[Source records]
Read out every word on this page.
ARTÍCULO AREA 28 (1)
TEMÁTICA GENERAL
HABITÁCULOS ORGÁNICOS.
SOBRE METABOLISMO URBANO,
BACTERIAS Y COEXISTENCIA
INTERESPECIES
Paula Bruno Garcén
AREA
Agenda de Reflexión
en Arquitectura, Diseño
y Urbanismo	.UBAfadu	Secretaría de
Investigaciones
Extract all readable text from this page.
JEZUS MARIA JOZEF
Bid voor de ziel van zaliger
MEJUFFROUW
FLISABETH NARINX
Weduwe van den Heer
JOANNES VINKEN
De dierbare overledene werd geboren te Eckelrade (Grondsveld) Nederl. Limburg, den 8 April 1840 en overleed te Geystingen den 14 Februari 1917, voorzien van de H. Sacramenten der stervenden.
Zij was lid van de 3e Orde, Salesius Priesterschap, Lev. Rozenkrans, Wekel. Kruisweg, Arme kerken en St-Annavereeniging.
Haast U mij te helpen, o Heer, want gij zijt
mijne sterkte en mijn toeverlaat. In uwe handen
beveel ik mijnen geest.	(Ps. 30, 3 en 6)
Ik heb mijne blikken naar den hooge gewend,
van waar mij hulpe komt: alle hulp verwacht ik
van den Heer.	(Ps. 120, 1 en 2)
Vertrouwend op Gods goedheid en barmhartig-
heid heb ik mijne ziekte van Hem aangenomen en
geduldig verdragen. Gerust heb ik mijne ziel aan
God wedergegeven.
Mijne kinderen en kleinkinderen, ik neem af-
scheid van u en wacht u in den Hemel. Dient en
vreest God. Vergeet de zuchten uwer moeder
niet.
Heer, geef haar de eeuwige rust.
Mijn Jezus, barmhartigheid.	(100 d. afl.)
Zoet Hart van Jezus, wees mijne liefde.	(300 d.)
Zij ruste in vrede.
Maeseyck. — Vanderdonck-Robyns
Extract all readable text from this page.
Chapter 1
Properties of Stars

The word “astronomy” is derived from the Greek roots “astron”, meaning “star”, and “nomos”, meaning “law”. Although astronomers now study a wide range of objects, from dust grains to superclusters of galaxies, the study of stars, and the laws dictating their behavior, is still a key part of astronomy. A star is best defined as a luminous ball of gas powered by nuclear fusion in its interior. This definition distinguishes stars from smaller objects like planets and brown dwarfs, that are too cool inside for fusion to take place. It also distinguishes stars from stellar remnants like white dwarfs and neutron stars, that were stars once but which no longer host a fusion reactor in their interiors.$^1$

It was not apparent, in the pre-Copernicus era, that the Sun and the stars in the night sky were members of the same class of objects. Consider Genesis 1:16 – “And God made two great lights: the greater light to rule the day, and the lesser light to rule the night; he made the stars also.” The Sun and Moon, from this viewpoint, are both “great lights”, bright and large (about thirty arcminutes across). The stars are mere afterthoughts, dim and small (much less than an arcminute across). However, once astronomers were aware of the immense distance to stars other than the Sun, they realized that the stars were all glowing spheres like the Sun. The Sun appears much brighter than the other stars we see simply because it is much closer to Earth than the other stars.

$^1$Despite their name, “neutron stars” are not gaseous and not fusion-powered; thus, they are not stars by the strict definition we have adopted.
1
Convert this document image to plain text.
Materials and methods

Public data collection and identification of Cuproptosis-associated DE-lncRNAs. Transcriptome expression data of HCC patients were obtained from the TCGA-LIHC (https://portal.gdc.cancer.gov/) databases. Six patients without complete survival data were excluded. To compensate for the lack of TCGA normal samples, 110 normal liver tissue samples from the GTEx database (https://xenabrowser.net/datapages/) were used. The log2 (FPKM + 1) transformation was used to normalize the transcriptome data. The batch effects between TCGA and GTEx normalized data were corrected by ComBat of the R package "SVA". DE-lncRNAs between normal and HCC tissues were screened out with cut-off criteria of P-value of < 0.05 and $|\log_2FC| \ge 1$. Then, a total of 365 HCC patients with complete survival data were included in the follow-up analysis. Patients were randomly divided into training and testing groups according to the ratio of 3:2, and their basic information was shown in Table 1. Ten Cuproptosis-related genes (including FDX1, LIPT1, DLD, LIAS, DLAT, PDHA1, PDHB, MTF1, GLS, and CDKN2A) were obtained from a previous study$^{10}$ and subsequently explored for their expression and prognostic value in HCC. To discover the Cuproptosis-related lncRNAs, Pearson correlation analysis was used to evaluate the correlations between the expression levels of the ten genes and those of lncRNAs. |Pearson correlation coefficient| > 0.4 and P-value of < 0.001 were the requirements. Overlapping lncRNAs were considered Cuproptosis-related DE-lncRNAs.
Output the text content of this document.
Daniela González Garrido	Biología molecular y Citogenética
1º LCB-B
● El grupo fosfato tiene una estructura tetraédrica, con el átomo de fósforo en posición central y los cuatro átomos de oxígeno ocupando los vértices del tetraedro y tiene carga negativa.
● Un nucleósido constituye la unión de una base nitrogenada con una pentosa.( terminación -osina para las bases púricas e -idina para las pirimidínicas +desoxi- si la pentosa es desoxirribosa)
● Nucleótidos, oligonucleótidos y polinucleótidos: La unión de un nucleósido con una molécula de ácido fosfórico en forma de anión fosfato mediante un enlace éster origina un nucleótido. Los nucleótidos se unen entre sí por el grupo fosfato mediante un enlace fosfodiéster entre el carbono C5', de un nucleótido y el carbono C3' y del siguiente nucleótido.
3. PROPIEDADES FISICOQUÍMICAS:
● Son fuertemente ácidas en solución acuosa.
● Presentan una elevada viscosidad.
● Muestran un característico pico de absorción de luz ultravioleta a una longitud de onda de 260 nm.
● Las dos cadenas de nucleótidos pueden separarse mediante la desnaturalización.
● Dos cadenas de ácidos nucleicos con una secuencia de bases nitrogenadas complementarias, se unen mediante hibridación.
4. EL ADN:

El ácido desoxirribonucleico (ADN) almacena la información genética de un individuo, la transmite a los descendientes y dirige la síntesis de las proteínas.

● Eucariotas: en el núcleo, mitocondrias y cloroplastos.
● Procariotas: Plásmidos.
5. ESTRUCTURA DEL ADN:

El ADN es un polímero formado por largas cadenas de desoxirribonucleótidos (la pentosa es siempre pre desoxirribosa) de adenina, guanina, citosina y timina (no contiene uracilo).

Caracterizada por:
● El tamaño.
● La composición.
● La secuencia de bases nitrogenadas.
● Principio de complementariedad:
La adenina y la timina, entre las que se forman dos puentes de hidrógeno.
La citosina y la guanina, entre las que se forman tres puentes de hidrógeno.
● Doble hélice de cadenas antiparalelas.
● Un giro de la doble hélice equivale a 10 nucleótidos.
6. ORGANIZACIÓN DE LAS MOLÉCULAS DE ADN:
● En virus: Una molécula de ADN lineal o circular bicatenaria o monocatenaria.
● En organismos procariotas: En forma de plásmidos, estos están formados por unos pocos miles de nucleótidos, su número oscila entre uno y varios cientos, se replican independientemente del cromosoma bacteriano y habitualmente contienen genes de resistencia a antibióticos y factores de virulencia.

▸ **TASK DIRECTIONS**:
Reproduce each line of the records in which the string "secuencia" appears.

▸ **SOLUTION FOR THIS EXERCISE**:
● Dos cadenas de ácidos nucleicos con una secuencia de bases nitrogenadas complementarias, se unen mediante hibridación.
● La secuencia de bases nitrogenadas.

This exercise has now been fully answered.